◆ Material shown
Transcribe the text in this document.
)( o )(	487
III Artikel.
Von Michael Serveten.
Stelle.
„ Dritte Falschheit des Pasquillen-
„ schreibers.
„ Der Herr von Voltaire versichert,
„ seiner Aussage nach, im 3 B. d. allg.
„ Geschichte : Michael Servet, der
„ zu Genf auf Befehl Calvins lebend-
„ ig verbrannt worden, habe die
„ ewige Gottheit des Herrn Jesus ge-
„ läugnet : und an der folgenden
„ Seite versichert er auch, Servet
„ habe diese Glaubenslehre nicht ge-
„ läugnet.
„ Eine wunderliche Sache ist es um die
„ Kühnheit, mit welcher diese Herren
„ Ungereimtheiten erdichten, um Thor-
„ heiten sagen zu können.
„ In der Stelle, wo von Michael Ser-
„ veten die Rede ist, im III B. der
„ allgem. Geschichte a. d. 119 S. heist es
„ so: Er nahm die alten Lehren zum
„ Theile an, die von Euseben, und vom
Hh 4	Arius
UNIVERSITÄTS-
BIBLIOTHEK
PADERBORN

◆ What is expected
Quote the whole listing above, leaving nothing out.

◆ Solution below
Transcribe the text in this document.
)( o )(	487
III Artikel.
Von Michael Serveten.
Stelle.
„ Dritte Falschheit des Pasquillen-
„ schreibers.
„ Der Herr von Voltaire versichert,
„ seiner Aussage nach, im 3 B. d. allg.
„ Geschichte : Michael Servet, der
„ zu Genf auf Befehl Calvins lebend-
„ ig verbrannt worden, habe die
„ ewige Gottheit des Herrn Jesus ge-
„ läugnet : und an der folgenden
„ Seite versichert er auch, Servet
„ habe diese Glaubenslehre nicht ge-
„ läugnet.
„ Eine wunderliche Sache ist es um die
„ Kühnheit, mit welcher diese Herren
„ Ungereimtheiten erdichten, um Thor-
„ heiten sagen zu können.
„ In der Stelle, wo von Michael Ser-
„ veten die Rede ist, im III B. der
„ allgem. Geschichte a. d. 119 S. heist es
„ so: Er nahm die alten Lehren zum
„ Theile an, die von Euseben, und vom
Hh 4	Arius
UNIVERSITÄTS-
BIBLIOTHEK
PADERBORN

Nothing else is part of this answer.